GIVEN INSTRUCTION 1: Show every row below that contains the string "bullet". Case counts.

PASSAGE GIVEN:
Instead the immunity at issue in Tucker was an individual immunity of governmental officials, often officials of cities and local governments, who are sued for acts committed while purporting to act within their lawful discretion but who are not protected by the Eleventh Amendment.[6] This qualified or absolute immunity is an affirmative defense which must be pleaded and proved by the official claiming it.[7] In contrast, the sovereign immunity of the States protected by the Eleventh Amendment has the character of a limitation on judicial jurisdiction and cannot be waived by mere inaction on the part of the State; it takes a positive act of waiver by the State to lose it.[8]

*414 Applying the plain meaning of rule 9.130(a)(3)(C)(vii), we are forced to construe the EPA to be something other than civil rights legislation for purposes of our jurisdiction under the rule. The rule specifically limits its sweep to claims only of "absolute or qualified immunity in a civil rights claim arising under federal law...." The plain meaning of these words is obviously to cover only the kind of immunity— absolute or qualified—claimed by individual officials who are perforce not entitled to the "constitutional design" immunity protected by the Eleventh Amendment. Because we have appellate jurisdiction to review only those nonfinal orders specified in rule 9.130 and are not authorized to enlarge its terms to extend additional meanings, cf. Holly v. Auld, 450 So. 2d 217 (Fla.1984) (courts lack power to construe unambiguous statute to extend, modify or limit its express terms or its reasonable and obvious implications; not court's duty or prerogative to modify or shade clearly expressed legislative intent in order to uphold policy favored by the court), we must therefore lack jurisdiction thereunder to review this nonfinal appeal from the denial of the Sheriff's immunity claim.

We recognize that in Tucker, 648 So.2d at 1187, the supreme court required the Appellate Rules Committee to draft an amendment to rule 9.130 providing for nonfinal review. But we are not the supreme court and lack the power to make jurisdictional changes in the Rules of Appellate Procedure. We would point out, however, that the text of the rule drafted in response to Tucker's direction is improvidently limited to absolute and qualified immunity of individual officials in civil rights cases. It is true that the claim in Tucker was based on an individual claim of absolute immunity in a civil rights case. Nevertheless, as we see in the present case, the State's "constitutional design" immunity protected by the Eleventh Amendment is applicable in cases that do not involve civil rights claims. Although the immunity of public officials at issue in civil rights cases may not be directly founded on the Eleventh Amendment, there is no functional difference between the two kinds of immunity for purposes of interlocutory review of a denial of it. Both involve an immunity from suit, not from liability. Moreover the individual immunity in civil rights cases stems from both statutory policies and the Constitution's separation of powers, while the Eleventh Amendment immunity claimed by the Sheriff in this case is an integral part of the original constitutional design. See Alden, 527 U.S. at 733-34, 119 S. Ct. 2240. Hence if the affirmative defense of immunity of individual public officials compels nonfinal review when it is denied, surely the pure constitutional immunity of the States claimed here would, even more so, require interlocutory review. Thus it would seem that the rule might have been better framed to provide for nonfinal review whenever immunity from suit under federal law is denied and federal law would itself provide for such review. The Rules Committee may want to reconsider its choice of language.

MATERIAL PROVIDED:
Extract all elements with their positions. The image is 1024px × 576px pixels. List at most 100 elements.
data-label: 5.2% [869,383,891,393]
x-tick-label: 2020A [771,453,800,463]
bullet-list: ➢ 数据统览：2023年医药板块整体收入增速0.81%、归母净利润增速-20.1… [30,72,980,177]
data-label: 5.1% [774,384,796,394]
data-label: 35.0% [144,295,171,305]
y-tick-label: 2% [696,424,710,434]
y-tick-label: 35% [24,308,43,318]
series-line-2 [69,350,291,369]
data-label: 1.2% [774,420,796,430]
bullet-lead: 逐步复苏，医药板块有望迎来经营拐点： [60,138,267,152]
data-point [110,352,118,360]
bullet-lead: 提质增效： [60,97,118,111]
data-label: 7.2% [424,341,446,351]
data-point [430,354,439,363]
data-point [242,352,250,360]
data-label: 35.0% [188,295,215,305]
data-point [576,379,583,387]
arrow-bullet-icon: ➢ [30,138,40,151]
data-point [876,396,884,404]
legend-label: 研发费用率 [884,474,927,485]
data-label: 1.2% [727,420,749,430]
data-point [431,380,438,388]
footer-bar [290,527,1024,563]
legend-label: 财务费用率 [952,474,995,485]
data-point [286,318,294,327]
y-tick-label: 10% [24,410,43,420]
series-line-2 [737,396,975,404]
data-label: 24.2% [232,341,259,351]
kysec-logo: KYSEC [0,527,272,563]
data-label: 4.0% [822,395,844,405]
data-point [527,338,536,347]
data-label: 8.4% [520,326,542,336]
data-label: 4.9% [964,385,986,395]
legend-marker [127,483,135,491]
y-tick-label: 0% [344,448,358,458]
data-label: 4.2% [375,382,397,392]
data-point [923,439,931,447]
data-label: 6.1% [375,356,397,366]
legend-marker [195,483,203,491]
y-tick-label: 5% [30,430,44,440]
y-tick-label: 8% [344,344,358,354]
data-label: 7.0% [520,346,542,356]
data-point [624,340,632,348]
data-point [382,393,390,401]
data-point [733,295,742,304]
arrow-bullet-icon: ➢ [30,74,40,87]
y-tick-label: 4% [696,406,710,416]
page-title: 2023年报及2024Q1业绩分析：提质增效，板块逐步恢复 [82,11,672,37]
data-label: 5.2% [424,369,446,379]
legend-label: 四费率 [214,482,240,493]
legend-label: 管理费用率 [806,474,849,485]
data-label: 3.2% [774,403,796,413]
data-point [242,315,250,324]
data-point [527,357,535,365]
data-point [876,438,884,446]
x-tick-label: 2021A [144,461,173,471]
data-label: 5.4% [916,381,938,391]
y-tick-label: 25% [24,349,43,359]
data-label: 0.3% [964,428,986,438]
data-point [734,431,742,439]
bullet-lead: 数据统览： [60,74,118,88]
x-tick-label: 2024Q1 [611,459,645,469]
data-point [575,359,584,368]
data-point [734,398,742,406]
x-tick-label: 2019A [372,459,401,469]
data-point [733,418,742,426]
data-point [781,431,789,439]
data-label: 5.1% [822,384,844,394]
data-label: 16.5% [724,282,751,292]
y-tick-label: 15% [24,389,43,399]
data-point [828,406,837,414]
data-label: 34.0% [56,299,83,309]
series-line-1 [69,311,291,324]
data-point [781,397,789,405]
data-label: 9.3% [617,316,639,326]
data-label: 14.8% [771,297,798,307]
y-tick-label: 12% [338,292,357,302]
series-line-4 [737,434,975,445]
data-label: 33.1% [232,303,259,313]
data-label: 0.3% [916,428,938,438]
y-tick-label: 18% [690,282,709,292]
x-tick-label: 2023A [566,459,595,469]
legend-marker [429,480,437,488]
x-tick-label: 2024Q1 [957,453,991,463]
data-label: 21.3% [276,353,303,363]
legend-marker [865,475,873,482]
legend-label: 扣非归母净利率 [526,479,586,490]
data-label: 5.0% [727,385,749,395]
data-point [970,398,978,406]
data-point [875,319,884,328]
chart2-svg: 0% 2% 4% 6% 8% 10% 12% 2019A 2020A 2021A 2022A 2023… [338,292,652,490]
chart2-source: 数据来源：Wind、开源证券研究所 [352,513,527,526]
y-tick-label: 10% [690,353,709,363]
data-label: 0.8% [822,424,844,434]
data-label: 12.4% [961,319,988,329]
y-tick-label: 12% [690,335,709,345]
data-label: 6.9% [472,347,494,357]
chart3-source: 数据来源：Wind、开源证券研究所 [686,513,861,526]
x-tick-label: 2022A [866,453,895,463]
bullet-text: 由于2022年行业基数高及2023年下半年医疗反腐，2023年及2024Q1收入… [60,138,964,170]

GIVEN INSTRUCTION 2: According to the immunity passage above, why does the court conclude that it cannot review the nonfinal appeal from the denial of the Sheriff's immunity claim? Answer in one to three sentences.

FINAL ANSWER 1:
bullet-list: ➢ 数据统览：2023年医药板块整体收入增速0.81%、归母净利润增速-20.1… [30,72,980,177]
bullet-lead: 逐步复苏，医药板块有望迎来经营拐点： [60,138,267,152]
bullet-lead: 提质增效： [60,97,118,111]
arrow-bullet-icon: ➢ [30,138,40,151]
arrow-bullet-icon: ➢ [30,74,40,87]
bullet-lead: 数据统览： [60,74,118,88]
bullet-text: 由于2022年行业基数高及2023年下半年医疗反腐，2023年及2024Q1收入… [60,138,964,170]

FINAL ANSWER 2: The court may review only the nonfinal orders listed in rule 9.130, and it has no authority to enlarge the rule's terms. The rule covers only "absolute or qualified immunity in a civil rights claim arising under federal law," which means the immunity claimed by individual officials. The Sheriff's claim is the States' Eleventh Amendment immunity, and the court does not treat the EPA as civil rights legislation under the rule.